— EXERCISE —
Copy every line that mentions the word "publics".

— EXCERPTED RECORDS —
┌────────

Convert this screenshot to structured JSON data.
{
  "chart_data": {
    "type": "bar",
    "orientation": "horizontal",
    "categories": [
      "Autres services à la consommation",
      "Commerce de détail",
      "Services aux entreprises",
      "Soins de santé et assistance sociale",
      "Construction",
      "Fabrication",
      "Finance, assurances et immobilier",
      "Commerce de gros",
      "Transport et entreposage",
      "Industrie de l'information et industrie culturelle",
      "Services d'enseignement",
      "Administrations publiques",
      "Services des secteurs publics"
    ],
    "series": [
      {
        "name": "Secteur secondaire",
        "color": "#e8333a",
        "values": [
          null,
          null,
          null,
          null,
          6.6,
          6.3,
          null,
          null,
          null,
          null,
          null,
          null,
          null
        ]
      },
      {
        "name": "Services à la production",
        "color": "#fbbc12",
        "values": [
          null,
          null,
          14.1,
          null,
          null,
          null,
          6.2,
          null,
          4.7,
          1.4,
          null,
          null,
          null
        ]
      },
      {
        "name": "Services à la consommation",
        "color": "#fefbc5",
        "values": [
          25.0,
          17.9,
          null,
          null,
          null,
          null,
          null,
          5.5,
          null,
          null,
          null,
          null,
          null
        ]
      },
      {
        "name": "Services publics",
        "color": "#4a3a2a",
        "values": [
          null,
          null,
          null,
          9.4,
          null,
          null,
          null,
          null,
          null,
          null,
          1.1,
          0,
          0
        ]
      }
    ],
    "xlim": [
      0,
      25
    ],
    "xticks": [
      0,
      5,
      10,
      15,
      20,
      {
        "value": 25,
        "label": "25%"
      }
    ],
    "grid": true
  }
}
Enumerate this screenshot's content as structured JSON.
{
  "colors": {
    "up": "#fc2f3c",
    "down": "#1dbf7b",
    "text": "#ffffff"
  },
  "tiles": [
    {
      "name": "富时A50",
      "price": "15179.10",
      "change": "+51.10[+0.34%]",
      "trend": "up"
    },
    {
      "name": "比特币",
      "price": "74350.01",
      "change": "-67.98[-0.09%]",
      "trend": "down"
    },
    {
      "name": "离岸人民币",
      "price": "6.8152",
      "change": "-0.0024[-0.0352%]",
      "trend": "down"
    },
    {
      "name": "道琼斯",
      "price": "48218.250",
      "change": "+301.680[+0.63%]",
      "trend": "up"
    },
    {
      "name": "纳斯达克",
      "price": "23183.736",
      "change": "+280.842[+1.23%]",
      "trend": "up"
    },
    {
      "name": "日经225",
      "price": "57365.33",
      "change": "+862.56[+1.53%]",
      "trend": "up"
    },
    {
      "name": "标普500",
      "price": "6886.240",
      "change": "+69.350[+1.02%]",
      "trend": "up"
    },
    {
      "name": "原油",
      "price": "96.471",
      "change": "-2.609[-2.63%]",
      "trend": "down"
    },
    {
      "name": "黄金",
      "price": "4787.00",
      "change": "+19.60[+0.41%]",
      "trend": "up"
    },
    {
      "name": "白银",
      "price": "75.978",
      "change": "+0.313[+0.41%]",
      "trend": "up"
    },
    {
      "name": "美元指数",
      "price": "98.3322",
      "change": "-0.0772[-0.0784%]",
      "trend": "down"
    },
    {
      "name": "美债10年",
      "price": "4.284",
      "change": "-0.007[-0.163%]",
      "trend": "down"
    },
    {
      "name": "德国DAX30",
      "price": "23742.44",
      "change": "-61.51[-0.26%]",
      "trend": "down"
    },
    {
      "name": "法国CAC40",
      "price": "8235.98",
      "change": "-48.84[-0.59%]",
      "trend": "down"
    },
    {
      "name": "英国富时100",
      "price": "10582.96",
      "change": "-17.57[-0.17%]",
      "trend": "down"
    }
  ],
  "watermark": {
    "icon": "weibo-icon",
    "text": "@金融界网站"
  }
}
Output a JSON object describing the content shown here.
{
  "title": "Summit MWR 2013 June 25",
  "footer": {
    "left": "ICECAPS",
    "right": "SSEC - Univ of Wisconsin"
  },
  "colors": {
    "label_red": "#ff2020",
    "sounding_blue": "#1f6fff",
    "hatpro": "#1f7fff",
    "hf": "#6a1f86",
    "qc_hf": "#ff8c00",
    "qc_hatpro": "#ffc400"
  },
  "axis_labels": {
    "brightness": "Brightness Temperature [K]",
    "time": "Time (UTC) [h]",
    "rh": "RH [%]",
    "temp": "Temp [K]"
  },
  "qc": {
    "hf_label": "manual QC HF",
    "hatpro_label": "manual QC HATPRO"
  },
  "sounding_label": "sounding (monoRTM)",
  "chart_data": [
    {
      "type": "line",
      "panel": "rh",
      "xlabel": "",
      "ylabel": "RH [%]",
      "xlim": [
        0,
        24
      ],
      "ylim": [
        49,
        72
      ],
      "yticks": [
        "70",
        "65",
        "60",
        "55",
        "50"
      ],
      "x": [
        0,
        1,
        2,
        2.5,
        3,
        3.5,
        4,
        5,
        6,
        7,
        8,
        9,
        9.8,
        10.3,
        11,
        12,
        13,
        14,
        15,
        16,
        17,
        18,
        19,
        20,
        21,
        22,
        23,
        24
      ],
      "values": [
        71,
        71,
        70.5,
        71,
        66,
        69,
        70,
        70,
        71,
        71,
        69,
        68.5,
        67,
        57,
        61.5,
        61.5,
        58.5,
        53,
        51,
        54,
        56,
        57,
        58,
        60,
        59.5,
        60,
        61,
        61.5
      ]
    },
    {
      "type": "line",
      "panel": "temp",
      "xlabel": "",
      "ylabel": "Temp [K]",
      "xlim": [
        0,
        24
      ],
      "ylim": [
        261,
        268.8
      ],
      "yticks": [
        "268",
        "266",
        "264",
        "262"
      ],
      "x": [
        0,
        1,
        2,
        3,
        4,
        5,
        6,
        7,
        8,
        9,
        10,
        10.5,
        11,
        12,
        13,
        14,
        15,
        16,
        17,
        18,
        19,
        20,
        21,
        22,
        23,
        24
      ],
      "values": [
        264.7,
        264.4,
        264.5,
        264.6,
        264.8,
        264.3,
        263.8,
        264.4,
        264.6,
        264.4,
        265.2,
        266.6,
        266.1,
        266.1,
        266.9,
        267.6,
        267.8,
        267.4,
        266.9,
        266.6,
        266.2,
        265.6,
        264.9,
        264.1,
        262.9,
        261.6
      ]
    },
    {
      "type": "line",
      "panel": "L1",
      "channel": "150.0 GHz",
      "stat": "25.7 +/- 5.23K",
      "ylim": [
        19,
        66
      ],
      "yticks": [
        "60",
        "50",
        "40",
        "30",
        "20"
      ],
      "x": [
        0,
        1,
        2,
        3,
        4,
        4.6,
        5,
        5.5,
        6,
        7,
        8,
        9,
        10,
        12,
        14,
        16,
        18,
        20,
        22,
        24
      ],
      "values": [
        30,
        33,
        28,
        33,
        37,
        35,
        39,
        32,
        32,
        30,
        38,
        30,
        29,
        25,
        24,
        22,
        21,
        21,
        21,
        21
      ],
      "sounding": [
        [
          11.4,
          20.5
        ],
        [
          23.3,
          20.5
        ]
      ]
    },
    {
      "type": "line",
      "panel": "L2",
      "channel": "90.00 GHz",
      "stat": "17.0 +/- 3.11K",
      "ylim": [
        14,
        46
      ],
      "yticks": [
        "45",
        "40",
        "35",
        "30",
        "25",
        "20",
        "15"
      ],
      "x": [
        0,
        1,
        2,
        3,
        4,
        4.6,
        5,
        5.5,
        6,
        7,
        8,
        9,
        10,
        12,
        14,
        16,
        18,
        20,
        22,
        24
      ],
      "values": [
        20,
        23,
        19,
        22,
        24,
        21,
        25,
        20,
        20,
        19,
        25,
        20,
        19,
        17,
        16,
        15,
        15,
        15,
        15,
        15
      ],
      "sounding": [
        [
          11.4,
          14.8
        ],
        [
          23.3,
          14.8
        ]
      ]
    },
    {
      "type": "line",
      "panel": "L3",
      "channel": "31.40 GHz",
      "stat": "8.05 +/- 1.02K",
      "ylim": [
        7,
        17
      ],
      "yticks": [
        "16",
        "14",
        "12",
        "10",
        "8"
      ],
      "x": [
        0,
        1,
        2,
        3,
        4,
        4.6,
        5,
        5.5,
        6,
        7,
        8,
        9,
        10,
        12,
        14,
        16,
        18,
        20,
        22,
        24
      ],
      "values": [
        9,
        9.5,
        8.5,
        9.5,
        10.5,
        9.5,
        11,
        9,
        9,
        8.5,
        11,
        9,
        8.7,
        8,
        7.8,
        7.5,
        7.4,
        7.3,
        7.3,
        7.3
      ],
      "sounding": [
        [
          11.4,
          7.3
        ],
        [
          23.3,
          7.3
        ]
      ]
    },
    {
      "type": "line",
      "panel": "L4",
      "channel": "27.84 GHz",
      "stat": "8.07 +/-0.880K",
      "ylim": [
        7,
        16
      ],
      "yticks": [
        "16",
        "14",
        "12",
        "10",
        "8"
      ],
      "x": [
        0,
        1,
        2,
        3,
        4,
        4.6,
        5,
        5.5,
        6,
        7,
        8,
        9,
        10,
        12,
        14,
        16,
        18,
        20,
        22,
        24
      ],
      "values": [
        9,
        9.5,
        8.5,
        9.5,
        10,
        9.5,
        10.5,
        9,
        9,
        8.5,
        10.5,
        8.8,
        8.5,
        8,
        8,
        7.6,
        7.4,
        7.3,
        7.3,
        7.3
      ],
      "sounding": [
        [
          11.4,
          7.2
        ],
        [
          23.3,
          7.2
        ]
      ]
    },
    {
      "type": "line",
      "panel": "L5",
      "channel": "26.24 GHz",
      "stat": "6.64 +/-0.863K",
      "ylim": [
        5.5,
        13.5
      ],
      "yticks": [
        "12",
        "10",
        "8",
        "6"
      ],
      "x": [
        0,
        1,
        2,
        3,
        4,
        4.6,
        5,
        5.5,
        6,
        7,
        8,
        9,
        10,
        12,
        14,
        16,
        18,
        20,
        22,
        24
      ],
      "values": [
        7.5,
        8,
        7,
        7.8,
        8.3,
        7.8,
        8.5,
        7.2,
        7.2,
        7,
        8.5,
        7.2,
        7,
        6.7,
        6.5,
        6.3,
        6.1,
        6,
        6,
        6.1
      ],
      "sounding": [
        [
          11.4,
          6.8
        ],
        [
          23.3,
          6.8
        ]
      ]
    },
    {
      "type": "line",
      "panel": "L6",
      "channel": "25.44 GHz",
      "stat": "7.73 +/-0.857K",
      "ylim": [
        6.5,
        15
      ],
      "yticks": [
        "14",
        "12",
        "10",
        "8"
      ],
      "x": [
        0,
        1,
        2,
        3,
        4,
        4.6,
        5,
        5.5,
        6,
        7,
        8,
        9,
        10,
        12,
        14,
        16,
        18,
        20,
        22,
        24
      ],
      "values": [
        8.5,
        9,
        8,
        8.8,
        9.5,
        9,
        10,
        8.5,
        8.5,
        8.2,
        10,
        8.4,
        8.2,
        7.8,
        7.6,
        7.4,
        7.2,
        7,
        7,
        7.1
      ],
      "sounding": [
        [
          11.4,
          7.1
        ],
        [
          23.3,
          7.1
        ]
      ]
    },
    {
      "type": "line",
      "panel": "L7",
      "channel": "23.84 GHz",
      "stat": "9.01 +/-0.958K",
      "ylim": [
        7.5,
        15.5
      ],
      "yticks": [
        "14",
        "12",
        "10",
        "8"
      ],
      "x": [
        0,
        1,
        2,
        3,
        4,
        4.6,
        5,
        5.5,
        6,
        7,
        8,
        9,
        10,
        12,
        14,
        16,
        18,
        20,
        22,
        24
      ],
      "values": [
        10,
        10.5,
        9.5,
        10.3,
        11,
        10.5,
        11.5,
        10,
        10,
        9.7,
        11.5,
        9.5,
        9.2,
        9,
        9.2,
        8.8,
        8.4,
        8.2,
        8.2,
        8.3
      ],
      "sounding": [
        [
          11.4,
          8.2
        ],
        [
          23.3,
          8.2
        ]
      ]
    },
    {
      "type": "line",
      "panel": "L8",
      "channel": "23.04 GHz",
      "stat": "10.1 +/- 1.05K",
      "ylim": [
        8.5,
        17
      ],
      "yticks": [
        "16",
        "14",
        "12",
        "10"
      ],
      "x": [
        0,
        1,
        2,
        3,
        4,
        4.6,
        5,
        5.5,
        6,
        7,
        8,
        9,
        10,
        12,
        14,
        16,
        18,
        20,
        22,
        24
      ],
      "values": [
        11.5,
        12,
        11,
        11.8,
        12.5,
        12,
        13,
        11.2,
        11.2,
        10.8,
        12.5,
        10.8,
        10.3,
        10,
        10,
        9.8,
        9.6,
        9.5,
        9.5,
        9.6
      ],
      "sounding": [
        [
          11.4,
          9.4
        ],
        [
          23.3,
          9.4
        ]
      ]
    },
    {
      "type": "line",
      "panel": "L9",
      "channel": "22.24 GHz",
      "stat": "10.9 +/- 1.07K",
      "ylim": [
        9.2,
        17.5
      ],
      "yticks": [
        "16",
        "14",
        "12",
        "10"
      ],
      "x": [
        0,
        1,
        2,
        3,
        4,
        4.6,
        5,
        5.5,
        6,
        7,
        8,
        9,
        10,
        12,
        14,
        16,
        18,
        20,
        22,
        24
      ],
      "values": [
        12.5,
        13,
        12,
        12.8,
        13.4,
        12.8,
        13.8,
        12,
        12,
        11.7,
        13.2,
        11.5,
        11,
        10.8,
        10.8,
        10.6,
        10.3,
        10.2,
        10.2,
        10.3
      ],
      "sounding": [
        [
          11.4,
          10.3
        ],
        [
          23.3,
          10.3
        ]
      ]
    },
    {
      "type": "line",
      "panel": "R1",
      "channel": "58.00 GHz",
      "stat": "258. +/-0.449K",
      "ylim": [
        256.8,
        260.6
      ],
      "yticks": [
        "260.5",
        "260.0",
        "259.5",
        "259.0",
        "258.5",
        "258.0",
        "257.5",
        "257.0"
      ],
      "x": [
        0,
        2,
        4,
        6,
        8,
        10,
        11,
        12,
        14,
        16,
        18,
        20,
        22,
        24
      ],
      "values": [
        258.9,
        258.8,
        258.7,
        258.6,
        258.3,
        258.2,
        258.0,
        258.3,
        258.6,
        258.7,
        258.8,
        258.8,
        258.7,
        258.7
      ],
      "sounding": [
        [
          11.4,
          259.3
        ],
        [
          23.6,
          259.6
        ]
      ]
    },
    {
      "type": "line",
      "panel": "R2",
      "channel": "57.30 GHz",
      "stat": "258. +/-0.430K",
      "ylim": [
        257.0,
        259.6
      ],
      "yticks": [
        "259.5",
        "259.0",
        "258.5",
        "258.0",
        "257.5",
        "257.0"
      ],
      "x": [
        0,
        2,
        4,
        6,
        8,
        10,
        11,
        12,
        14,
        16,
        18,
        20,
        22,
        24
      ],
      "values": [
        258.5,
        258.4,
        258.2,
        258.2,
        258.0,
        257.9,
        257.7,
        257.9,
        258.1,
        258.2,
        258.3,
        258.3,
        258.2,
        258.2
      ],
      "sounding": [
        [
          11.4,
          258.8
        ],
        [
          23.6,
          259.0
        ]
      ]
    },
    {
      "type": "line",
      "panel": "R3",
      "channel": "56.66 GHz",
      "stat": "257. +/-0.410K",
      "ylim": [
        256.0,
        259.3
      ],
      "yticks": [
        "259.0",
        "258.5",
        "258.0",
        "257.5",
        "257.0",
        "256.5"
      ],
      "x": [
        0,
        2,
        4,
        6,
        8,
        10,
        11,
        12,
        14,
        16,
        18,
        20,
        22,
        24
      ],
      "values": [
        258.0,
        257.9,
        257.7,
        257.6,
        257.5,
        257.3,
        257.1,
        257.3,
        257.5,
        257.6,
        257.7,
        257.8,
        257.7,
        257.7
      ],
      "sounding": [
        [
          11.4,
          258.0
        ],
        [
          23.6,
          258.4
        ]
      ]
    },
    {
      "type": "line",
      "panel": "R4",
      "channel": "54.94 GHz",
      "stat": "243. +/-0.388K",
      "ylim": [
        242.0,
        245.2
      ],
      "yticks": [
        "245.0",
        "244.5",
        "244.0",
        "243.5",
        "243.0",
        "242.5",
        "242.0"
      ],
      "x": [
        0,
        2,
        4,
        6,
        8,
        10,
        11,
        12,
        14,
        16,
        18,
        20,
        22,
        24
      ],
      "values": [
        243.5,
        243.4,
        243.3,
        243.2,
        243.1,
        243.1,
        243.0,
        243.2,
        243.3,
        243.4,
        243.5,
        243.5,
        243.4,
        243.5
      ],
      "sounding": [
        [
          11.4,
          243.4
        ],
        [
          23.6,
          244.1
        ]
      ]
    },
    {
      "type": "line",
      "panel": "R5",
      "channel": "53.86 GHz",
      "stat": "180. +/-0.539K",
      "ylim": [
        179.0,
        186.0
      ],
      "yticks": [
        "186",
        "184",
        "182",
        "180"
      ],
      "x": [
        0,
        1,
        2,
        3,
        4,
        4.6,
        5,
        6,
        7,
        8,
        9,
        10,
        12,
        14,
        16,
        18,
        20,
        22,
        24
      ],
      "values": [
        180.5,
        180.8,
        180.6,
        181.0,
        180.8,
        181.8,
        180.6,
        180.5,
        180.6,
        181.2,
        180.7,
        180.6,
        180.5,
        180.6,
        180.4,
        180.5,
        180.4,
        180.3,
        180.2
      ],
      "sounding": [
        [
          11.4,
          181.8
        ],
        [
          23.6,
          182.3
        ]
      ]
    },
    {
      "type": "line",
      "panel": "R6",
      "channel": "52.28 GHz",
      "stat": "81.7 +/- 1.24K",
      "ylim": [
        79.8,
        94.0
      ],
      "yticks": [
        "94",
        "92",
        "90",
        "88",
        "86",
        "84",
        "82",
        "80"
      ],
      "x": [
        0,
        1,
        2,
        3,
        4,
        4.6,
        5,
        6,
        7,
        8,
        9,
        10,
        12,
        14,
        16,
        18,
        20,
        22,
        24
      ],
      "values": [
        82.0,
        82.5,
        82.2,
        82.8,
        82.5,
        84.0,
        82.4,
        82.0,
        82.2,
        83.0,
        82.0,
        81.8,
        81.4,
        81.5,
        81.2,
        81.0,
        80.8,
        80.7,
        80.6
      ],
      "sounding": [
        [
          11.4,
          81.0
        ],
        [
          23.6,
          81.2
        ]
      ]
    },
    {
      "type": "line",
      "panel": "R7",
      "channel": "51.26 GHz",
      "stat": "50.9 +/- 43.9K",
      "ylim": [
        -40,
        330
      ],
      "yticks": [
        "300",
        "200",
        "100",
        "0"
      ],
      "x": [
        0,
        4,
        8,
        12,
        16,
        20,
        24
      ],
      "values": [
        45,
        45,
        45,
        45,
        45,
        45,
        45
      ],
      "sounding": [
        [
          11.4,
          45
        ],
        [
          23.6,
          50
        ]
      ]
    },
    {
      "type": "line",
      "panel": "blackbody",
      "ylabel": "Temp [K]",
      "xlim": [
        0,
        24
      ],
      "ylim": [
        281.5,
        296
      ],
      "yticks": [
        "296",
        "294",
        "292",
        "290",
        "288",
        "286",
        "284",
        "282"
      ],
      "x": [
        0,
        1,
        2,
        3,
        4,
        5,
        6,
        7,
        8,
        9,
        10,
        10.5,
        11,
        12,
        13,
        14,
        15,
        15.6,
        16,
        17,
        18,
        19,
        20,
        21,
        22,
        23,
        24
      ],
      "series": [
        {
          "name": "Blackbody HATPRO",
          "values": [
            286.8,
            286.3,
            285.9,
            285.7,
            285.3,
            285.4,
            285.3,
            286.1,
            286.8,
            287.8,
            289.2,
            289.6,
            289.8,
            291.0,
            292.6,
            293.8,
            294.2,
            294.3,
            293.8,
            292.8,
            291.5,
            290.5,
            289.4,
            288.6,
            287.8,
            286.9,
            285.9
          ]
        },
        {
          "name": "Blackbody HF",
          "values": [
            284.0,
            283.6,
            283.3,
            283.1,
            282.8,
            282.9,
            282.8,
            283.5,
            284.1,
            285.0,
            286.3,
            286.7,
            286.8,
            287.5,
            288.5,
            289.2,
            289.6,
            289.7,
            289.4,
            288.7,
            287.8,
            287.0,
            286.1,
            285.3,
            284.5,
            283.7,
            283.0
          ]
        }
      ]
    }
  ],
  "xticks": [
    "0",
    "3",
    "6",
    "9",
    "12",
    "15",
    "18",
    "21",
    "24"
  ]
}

└────────

— EXERCISE RESPONSE —
      "Services des secteurs publics"
        "name": "Services publics",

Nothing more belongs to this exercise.